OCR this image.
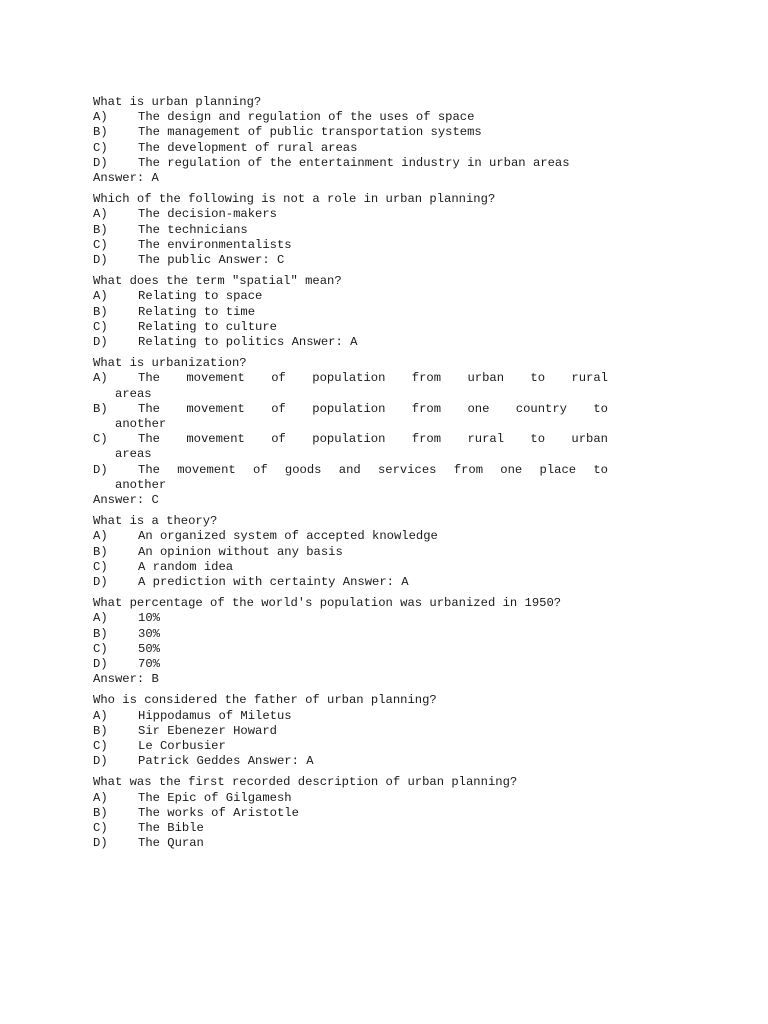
What is urban planning?
A)	The design and regulation of the uses of space
B)	The management of public transportation systems
C)	The development of rural areas
D)	The regulation of the entertainment industry in urban areas
Answer: A
Which of the following is not a role in urban planning?
A)	The decision-makers
B)	The technicians
C)	The environmentalists
D)	The public Answer: C
What does the term "spatial" mean?
A)	Relating to space
B)	Relating to time
C)	Relating to culture
D)	Relating to politics Answer: A
What is urbanization?
A)	The movement of population from urban to rural
areas
B)	The movement of population from one country to
another
C)	The movement of population from rural to urban
areas
D)	The movement of goods and services from one place to
another
Answer: C
What is a theory?
A)	An organized system of accepted knowledge
B)	An opinion without any basis
C)	A random idea
D)	A prediction with certainty Answer: A
What percentage of the world's population was urbanized in 1950?
A)	10%
B)	30%
C)	50%
D)	70%
Answer: B
Who is considered the father of urban planning?
A)	Hippodamus of Miletus
B)	Sir Ebenezer Howard
C)	Le Corbusier
D)	Patrick Geddes Answer: A
What was the first recorded description of urban planning?
A)	The Epic of Gilgamesh
B)	The works of Aristotle
C)	The Bible
D)	The Quran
####
Pick out each line in the material containing "from".

Response to the task:
A)	The movement of population from urban to rural
B)	The movement of population from one country to
C)	The movement of population from rural to urban
D)	The movement of goods and services from one place to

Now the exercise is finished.